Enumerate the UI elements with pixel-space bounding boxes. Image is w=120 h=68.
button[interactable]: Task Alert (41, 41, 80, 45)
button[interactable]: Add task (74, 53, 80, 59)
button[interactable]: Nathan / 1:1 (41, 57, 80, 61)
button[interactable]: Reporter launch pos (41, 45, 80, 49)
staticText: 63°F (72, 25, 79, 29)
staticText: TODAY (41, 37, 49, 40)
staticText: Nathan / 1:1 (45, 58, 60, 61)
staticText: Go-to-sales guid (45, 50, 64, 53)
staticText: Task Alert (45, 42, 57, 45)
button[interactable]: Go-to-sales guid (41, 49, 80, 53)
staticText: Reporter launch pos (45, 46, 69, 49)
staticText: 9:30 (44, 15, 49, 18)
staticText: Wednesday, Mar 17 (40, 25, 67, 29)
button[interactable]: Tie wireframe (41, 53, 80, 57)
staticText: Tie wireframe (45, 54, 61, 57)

==========

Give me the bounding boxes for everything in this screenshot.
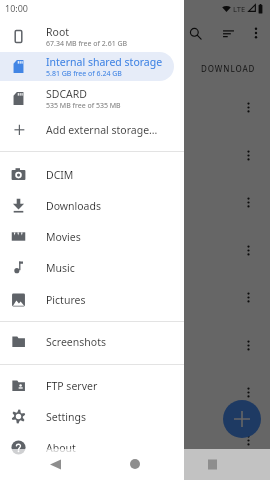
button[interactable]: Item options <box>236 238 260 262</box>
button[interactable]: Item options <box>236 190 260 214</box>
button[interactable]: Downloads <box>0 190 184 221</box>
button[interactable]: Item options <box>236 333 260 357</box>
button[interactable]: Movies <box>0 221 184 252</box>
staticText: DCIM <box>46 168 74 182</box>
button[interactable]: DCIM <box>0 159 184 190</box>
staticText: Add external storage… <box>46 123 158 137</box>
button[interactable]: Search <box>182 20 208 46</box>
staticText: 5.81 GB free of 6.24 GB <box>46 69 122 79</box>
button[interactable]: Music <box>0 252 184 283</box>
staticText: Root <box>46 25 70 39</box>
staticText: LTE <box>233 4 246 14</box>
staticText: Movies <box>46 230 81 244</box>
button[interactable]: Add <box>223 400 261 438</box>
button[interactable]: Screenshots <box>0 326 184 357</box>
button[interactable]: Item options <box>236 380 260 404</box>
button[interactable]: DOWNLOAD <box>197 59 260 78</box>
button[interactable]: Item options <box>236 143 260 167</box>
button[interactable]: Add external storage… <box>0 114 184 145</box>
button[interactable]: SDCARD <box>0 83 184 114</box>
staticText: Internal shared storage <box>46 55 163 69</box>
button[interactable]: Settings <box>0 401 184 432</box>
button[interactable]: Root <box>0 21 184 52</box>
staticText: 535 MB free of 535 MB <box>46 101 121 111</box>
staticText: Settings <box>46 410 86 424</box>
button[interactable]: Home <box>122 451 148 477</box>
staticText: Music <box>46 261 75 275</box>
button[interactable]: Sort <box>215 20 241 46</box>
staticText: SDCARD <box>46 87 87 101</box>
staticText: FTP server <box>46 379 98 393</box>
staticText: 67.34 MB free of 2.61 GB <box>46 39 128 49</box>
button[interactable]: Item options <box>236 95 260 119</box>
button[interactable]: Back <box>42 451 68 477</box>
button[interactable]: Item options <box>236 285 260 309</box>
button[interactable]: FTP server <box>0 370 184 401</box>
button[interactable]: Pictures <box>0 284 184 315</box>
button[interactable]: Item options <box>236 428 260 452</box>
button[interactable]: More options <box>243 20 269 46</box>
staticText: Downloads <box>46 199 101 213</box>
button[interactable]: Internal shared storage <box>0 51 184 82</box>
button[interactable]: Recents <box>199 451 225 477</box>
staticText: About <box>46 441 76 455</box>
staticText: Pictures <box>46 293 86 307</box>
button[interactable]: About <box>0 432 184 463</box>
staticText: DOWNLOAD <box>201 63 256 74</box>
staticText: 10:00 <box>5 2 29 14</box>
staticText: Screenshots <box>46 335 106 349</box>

==========

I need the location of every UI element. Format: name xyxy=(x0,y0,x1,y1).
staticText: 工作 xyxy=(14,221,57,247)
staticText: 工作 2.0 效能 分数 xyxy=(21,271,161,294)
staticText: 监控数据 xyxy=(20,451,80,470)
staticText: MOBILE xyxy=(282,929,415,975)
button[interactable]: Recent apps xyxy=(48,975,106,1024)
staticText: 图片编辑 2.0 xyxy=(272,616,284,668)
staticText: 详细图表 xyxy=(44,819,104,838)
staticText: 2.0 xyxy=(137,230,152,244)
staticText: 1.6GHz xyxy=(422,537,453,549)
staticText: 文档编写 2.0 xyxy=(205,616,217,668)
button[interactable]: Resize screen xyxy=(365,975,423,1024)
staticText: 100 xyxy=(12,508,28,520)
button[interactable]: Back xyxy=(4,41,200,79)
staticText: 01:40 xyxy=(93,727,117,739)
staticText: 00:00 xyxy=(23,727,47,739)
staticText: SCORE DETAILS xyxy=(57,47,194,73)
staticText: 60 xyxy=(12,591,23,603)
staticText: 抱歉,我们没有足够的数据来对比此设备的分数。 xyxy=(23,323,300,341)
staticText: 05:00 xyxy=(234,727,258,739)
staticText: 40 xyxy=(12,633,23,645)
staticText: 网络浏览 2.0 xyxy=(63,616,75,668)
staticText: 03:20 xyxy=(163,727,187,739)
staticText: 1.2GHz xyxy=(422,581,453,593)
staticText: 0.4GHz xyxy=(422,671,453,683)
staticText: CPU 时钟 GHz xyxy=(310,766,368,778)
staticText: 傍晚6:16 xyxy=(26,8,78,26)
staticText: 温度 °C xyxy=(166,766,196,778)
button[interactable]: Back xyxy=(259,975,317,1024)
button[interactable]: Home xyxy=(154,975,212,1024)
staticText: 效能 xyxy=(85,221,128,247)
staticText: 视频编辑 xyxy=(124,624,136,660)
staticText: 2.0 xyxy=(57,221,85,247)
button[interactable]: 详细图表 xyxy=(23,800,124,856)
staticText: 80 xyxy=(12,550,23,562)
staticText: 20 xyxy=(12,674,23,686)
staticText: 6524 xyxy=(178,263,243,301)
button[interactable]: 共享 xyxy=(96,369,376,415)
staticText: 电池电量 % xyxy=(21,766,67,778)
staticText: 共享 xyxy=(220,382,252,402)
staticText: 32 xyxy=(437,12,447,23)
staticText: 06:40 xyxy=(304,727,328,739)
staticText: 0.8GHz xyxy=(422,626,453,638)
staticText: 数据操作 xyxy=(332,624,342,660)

==========

▶ The task
Repeat the items from the line that contains "button[interactable]: Item options <box>236 238" to the line that contains "button[interactable]: Item options <box>236 380", both of those lines included, with no changes.

▶ The result
button[interactable]: Item options <box>236 238 260 262</box>
button[interactable]: Item options <box>236 190 260 214</box>
button[interactable]: Downloads <box>0 190 184 221</box>
button[interactable]: Item options <box>236 333 260 357</box>
button[interactable]: Movies <box>0 221 184 252</box>
staticText: DCIM <box>46 168 74 182</box>
button[interactable]: DCIM <box>0 159 184 190</box>
staticText: Add external storage… <box>46 123 158 137</box>
button[interactable]: Search <box>182 20 208 46</box>
staticText: 5.81 GB free of 6.24 GB <box>46 69 122 79</box>
button[interactable]: Music <box>0 252 184 283</box>
staticText: Root <box>46 25 70 39</box>
staticText: LTE <box>233 4 246 14</box>
staticText: Movies <box>46 230 81 244</box>
button[interactable]: Add <box>223 400 261 438</box>
button[interactable]: Screenshots <box>0 326 184 357</box>
button[interactable]: Item options <box>236 380 260 404</box>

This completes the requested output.